## Exercise instructions:
Write out all entries word for word.

--- Data provided ---

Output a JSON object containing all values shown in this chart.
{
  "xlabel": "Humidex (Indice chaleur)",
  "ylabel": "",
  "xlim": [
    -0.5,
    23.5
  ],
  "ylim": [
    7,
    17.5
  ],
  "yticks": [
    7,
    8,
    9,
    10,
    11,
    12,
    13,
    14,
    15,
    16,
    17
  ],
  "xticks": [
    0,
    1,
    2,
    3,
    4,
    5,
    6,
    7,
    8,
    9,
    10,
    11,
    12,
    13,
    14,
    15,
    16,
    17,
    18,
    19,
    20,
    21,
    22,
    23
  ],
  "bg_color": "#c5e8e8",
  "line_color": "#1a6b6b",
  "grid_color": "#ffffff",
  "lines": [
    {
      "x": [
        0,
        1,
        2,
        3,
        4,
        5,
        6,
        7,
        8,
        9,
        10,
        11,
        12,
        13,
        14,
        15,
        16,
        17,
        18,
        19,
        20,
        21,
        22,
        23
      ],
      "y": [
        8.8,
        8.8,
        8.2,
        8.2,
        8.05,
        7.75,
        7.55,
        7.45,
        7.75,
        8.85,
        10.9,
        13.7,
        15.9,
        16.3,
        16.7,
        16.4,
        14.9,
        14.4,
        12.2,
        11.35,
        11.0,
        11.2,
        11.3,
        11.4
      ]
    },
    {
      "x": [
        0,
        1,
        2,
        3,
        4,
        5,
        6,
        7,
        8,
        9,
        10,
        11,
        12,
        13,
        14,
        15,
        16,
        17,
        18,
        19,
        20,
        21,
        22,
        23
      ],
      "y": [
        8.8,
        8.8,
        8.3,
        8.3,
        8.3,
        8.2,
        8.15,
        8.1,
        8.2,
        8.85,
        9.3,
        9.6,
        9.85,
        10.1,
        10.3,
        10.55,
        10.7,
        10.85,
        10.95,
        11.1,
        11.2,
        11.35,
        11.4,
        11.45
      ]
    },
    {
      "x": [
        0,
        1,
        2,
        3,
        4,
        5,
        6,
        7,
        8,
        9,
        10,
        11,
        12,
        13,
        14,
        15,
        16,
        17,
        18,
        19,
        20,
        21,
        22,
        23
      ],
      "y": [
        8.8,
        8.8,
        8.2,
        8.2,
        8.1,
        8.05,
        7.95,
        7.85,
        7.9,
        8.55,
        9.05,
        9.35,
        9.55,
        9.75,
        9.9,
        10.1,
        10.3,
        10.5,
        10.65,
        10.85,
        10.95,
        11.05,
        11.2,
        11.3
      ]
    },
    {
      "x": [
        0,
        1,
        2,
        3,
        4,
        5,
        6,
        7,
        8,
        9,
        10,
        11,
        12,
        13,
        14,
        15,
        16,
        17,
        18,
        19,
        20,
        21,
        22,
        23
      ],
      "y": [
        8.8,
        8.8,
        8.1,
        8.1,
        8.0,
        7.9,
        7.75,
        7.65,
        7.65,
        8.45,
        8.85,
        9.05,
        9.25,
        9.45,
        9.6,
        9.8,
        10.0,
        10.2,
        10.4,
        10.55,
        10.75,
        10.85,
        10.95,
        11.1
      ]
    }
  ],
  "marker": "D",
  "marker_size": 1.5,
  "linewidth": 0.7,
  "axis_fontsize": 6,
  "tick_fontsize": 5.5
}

---

## Response:
Output a JSON object containing all values shown in this chart.
{
  "xlabel": "Humidex (Indice chaleur)",
  "ylabel": "",
  "xlim": [
    -0.5,
    23.5
  ],
  "ylim": [
    7,
    17.5
  ],
  "yticks": [
    7,
    8,
    9,
    10,
    11,
    12,
    13,
    14,
    15,
    16,
    17
  ],
  "xticks": [
    0,
    1,
    2,
    3,
    4,
    5,
    6,
    7,
    8,
    9,
    10,
    11,
    12,
    13,
    14,
    15,
    16,
    17,
    18,
    19,
    20,
    21,
    22,
    23
  ],
  "bg_color": "#c5e8e8",
  "line_color": "#1a6b6b",
  "grid_color": "#ffffff",
  "lines": [
    {
      "x": [
        0,
        1,
        2,
        3,
        4,
        5,
        6,
        7,
        8,
        9,
        10,
        11,
        12,
        13,
        14,
        15,
        16,
        17,
        18,
        19,
        20,
        21,
        22,
        23
      ],
      "y": [
        8.8,
        8.8,
        8.2,
        8.2,
        8.05,
        7.75,
        7.55,
        7.45,
        7.75,
        8.85,
        10.9,
        13.7,
        15.9,
        16.3,
        16.7,
        16.4,
        14.9,
        14.4,
        12.2,
        11.35,
        11.0,
        11.2,
        11.3,
        11.4
      ]
    },
    {
      "x": [
        0,
        1,
        2,
        3,
        4,
        5,
        6,
        7,
        8,
        9,
        10,
        11,
        12,
        13,
        14,
        15,
        16,
        17,
        18,
        19,
        20,
        21,
        22,
        23
      ],
      "y": [
        8.8,
        8.8,
        8.3,
        8.3,
        8.3,
        8.2,
        8.15,
        8.1,
        8.2,
        8.85,
        9.3,
        9.6,
        9.85,
        10.1,
        10.3,
        10.55,
        10.7,
        10.85,
        10.95,
        11.1,
        11.2,
        11.35,
        11.4,
        11.45
      ]
    },
    {
      "x": [
        0,
        1,
        2,
        3,
        4,
        5,
        6,
        7,
        8,
        9,
        10,
        11,
        12,
        13,
        14,
        15,
        16,
        17,
        18,
        19,
        20,
        21,
        22,
        23
      ],
      "y": [
        8.8,
        8.8,
        8.2,
        8.2,
        8.1,
        8.05,
        7.95,
        7.85,
        7.9,
        8.55,
        9.05,
        9.35,
        9.55,
        9.75,
        9.9,
        10.1,
        10.3,
        10.5,
        10.65,
        10.85,
        10.95,
        11.05,
        11.2,
        11.3
      ]
    },
    {
      "x": [
        0,
        1,
        2,
        3,
        4,
        5,
        6,
        7,
        8,
        9,
        10,
        11,
        12,
        13,
        14,
        15,
        16,
        17,
        18,
        19,
        20,
        21,
        22,
        23
      ],
      "y": [
        8.8,
        8.8,
        8.1,
        8.1,
        8.0,
        7.9,
        7.75,
        7.65,
        7.65,
        8.45,
        8.85,
        9.05,
        9.25,
        9.45,
        9.6,
        9.8,
        10.0,
        10.2,
        10.4,
        10.55,
        10.75,
        10.85,
        10.95,
        11.1
      ]
    }
  ],
  "marker": "D",
  "marker_size": 1.5,
  "linewidth": 0.7,
  "axis_fontsize": 6,
  "tick_fontsize": 5.5
}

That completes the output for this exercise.